▸ **WORK TO DO**:
Extract the text of every entry below exactly; leave images out.

▸ **A block of data**:

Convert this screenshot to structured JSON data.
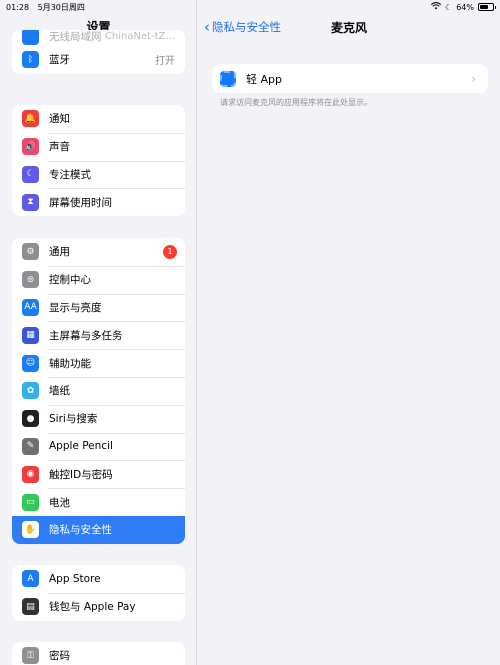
{
  "status": {
    "time": "01:28",
    "date": "5月30日周四",
    "battery": "64%",
    "battery_level": 0.64
  },
  "sidebar": {
    "title": "设置",
    "partial_row": "无线局域网",
    "partial_row_detail": "ChinaNet-tZ...",
    "group1": [
      {
        "label": "蓝牙",
        "detail": "打开",
        "icon": "bluetooth-icon",
        "color": "#1a7cf2"
      }
    ],
    "group2": [
      {
        "label": "通知",
        "icon": "bell-icon",
        "color": "#f23b3b"
      },
      {
        "label": "声音",
        "icon": "speaker-icon",
        "color": "#f2456a"
      },
      {
        "label": "专注模式",
        "icon": "moon-icon",
        "color": "#5e5ce6"
      },
      {
        "label": "屏幕使用时间",
        "icon": "hourglass-icon",
        "color": "#5e5ce6"
      }
    ],
    "group3": [
      {
        "label": "通用",
        "icon": "gear-icon",
        "color": "#8e8e93",
        "badge": "1"
      },
      {
        "label": "控制中心",
        "icon": "toggles-icon",
        "color": "#8e8e93"
      },
      {
        "label": "显示与亮度",
        "icon": "text-size-icon",
        "color": "#1a7cf2"
      },
      {
        "label": "主屏幕与多任务",
        "icon": "grid-icon",
        "color": "#3a56d9"
      },
      {
        "label": "辅助功能",
        "icon": "accessibility-icon",
        "color": "#1a7cf2"
      },
      {
        "label": "墙纸",
        "icon": "flower-icon",
        "color": "#33b0e8"
      },
      {
        "label": "Siri与搜索",
        "icon": "siri-icon",
        "color": "#222222"
      },
      {
        "label": "Apple Pencil",
        "icon": "pencil-icon",
        "color": "#6e6e73"
      },
      {
        "label": "触控ID与密码",
        "icon": "fingerprint-icon",
        "color": "#f23b3b"
      },
      {
        "label": "电池",
        "icon": "battery-icon",
        "color": "#34c759"
      },
      {
        "label": "隐私与安全性",
        "icon": "hand-icon",
        "color": "#1a7cf2",
        "selected": true
      }
    ],
    "group4": [
      {
        "label": "App Store",
        "icon": "app-store-icon",
        "color": "#1a7cf2"
      },
      {
        "label": "钱包与 Apple Pay",
        "icon": "wallet-icon",
        "color": "#333333"
      }
    ],
    "group5": [
      {
        "label": "密码",
        "icon": "key-icon",
        "color": "#8e8e93"
      }
    ]
  },
  "main": {
    "back_label": "隐私与安全性",
    "title": "麦克风",
    "app_row": {
      "label": "轻 App",
      "icon": "light-app-icon"
    },
    "note": "请求访问麦克风的应用程序将在此处显示。"
  }
}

▸ **CORRECT OUTPUT**:
Convert this screenshot to structured JSON data.
{
  "status": {
    "time": "01:28",
    "date": "5月30日周四",
    "battery": "64%",
    "battery_level": 0.64
  },
  "sidebar": {
    "title": "设置",
    "partial_row": "无线局域网",
    "partial_row_detail": "ChinaNet-tZ...",
    "group1": [
      {
        "label": "蓝牙",
        "detail": "打开",
        "icon": "bluetooth-icon",
        "color": "#1a7cf2"
      }
    ],
    "group2": [
      {
        "label": "通知",
        "icon": "bell-icon",
        "color": "#f23b3b"
      },
      {
        "label": "声音",
        "icon": "speaker-icon",
        "color": "#f2456a"
      },
      {
        "label": "专注模式",
        "icon": "moon-icon",
        "color": "#5e5ce6"
      },
      {
        "label": "屏幕使用时间",
        "icon": "hourglass-icon",
        "color": "#5e5ce6"
      }
    ],
    "group3": [
      {
        "label": "通用",
        "icon": "gear-icon",
        "color": "#8e8e93",
        "badge": "1"
      },
      {
        "label": "控制中心",
        "icon": "toggles-icon",
        "color": "#8e8e93"
      },
      {
        "label": "显示与亮度",
        "icon": "text-size-icon",
        "color": "#1a7cf2"
      },
      {
        "label": "主屏幕与多任务",
        "icon": "grid-icon",
        "color": "#3a56d9"
      },
      {
        "label": "辅助功能",
        "icon": "accessibility-icon",
        "color": "#1a7cf2"
      },
      {
        "label": "墙纸",
        "icon": "flower-icon",
        "color": "#33b0e8"
      },
      {
        "label": "Siri与搜索",
        "icon": "siri-icon",
        "color": "#222222"
      },
      {
        "label": "Apple Pencil",
        "icon": "pencil-icon",
        "color": "#6e6e73"
      },
      {
        "label": "触控ID与密码",
        "icon": "fingerprint-icon",
        "color": "#f23b3b"
      },
      {
        "label": "电池",
        "icon": "battery-icon",
        "color": "#34c759"
      },
      {
        "label": "隐私与安全性",
        "icon": "hand-icon",
        "color": "#1a7cf2",
        "selected": true
      }
    ],
    "group4": [
      {
        "label": "App Store",
        "icon": "app-store-icon",
        "color": "#1a7cf2"
      },
      {
        "label": "钱包与 Apple Pay",
        "icon": "wallet-icon",
        "color": "#333333"
      }
    ],
    "group5": [
      {
        "label": "密码",
        "icon": "key-icon",
        "color": "#8e8e93"
      }
    ]
  },
  "main": {
    "back_label": "隐私与安全性",
    "title": "麦克风",
    "app_row": {
      "label": "轻 App",
      "icon": "light-app-icon"
    },
    "note": "请求访问麦克风的应用程序将在此处显示。"
  }
}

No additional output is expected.